**Instruction:**
Restate each entry word for word, leaving nothing out.

**Information shown:**
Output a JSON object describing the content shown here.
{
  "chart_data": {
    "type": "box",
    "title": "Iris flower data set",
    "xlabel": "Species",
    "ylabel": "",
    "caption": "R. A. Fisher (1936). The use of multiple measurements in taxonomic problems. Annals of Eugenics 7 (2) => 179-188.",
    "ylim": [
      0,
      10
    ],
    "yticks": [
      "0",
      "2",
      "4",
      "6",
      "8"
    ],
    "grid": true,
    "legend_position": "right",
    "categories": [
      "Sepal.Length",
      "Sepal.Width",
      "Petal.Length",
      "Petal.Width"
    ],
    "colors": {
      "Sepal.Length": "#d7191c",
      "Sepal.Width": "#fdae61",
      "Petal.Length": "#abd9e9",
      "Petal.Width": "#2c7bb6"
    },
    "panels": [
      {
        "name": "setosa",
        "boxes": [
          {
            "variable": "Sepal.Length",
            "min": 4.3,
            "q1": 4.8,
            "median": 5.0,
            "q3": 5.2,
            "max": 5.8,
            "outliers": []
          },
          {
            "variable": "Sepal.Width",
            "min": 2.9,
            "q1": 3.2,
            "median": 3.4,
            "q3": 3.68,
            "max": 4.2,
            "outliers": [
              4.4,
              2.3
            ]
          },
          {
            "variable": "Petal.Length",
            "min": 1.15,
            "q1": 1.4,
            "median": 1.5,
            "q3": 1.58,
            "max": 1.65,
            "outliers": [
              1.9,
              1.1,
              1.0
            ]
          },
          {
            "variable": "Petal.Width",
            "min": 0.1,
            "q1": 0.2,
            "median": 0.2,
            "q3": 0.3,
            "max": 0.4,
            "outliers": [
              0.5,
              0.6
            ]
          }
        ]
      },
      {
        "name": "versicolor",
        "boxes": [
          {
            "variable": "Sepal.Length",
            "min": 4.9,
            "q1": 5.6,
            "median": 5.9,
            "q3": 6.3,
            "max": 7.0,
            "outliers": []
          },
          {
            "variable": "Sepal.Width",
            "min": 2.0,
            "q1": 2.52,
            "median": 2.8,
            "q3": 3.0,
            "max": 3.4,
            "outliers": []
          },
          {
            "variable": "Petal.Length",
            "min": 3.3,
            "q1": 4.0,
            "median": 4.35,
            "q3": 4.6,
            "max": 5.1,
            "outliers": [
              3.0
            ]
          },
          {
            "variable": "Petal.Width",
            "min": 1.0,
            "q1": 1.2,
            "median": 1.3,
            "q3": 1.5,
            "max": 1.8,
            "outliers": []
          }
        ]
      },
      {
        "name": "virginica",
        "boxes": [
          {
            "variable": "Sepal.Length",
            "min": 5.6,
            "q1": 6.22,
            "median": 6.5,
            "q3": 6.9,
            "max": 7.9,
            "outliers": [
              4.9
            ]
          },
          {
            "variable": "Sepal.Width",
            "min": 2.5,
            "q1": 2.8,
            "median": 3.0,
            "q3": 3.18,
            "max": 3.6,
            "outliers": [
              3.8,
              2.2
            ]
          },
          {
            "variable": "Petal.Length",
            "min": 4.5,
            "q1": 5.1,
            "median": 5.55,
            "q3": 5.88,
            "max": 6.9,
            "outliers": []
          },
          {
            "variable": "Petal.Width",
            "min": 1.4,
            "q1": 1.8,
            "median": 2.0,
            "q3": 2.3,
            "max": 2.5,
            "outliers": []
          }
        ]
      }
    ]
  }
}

**Solution for this exercise:**
Output a JSON object describing the content shown here.
{
  "chart_data": {
    "type": "box",
    "title": "Iris flower data set",
    "xlabel": "Species",
    "ylabel": "",
    "caption": "R. A. Fisher (1936). The use of multiple measurements in taxonomic problems. Annals of Eugenics 7 (2) => 179-188.",
    "ylim": [
      0,
      10
    ],
    "yticks": [
      "0",
      "2",
      "4",
      "6",
      "8"
    ],
    "grid": true,
    "legend_position": "right",
    "categories": [
      "Sepal.Length",
      "Sepal.Width",
      "Petal.Length",
      "Petal.Width"
    ],
    "colors": {
      "Sepal.Length": "#d7191c",
      "Sepal.Width": "#fdae61",
      "Petal.Length": "#abd9e9",
      "Petal.Width": "#2c7bb6"
    },
    "panels": [
      {
        "name": "setosa",
        "boxes": [
          {
            "variable": "Sepal.Length",
            "min": 4.3,
            "q1": 4.8,
            "median": 5.0,
            "q3": 5.2,
            "max": 5.8,
            "outliers": []
          },
          {
            "variable": "Sepal.Width",
            "min": 2.9,
            "q1": 3.2,
            "median": 3.4,
            "q3": 3.68,
            "max": 4.2,
            "outliers": [
              4.4,
              2.3
            ]
          },
          {
            "variable": "Petal.Length",
            "min": 1.15,
            "q1": 1.4,
            "median": 1.5,
            "q3": 1.58,
            "max": 1.65,
            "outliers": [
              1.9,
              1.1,
              1.0
            ]
          },
          {
            "variable": "Petal.Width",
            "min": 0.1,
            "q1": 0.2,
            "median": 0.2,
            "q3": 0.3,
            "max": 0.4,
            "outliers": [
              0.5,
              0.6
            ]
          }
        ]
      },
      {
        "name": "versicolor",
        "boxes": [
          {
            "variable": "Sepal.Length",
            "min": 4.9,
            "q1": 5.6,
            "median": 5.9,
            "q3": 6.3,
            "max": 7.0,
            "outliers": []
          },
          {
            "variable": "Sepal.Width",
            "min": 2.0,
            "q1": 2.52,
            "median": 2.8,
            "q3": 3.0,
            "max": 3.4,
            "outliers": []
          },
          {
            "variable": "Petal.Length",
            "min": 3.3,
            "q1": 4.0,
            "median": 4.35,
            "q3": 4.6,
            "max": 5.1,
            "outliers": [
              3.0
            ]
          },
          {
            "variable": "Petal.Width",
            "min": 1.0,
            "q1": 1.2,
            "median": 1.3,
            "q3": 1.5,
            "max": 1.8,
            "outliers": []
          }
        ]
      },
      {
        "name": "virginica",
        "boxes": [
          {
            "variable": "Sepal.Length",
            "min": 5.6,
            "q1": 6.22,
            "median": 6.5,
            "q3": 6.9,
            "max": 7.9,
            "outliers": [
              4.9
            ]
          },
          {
            "variable": "Sepal.Width",
            "min": 2.5,
            "q1": 2.8,
            "median": 3.0,
            "q3": 3.18,
            "max": 3.6,
            "outliers": [
              3.8,
              2.2
            ]
          },
          {
            "variable": "Petal.Length",
            "min": 4.5,
            "q1": 5.1,
            "median": 5.55,
            "q3": 5.88,
            "max": 6.9,
            "outliers": []
          },
          {
            "variable": "Petal.Width",
            "min": 1.4,
            "q1": 1.8,
            "median": 2.0,
            "q3": 2.3,
            "max": 2.5,
            "outliers": []
          }
        ]
      }
    ]
  }
}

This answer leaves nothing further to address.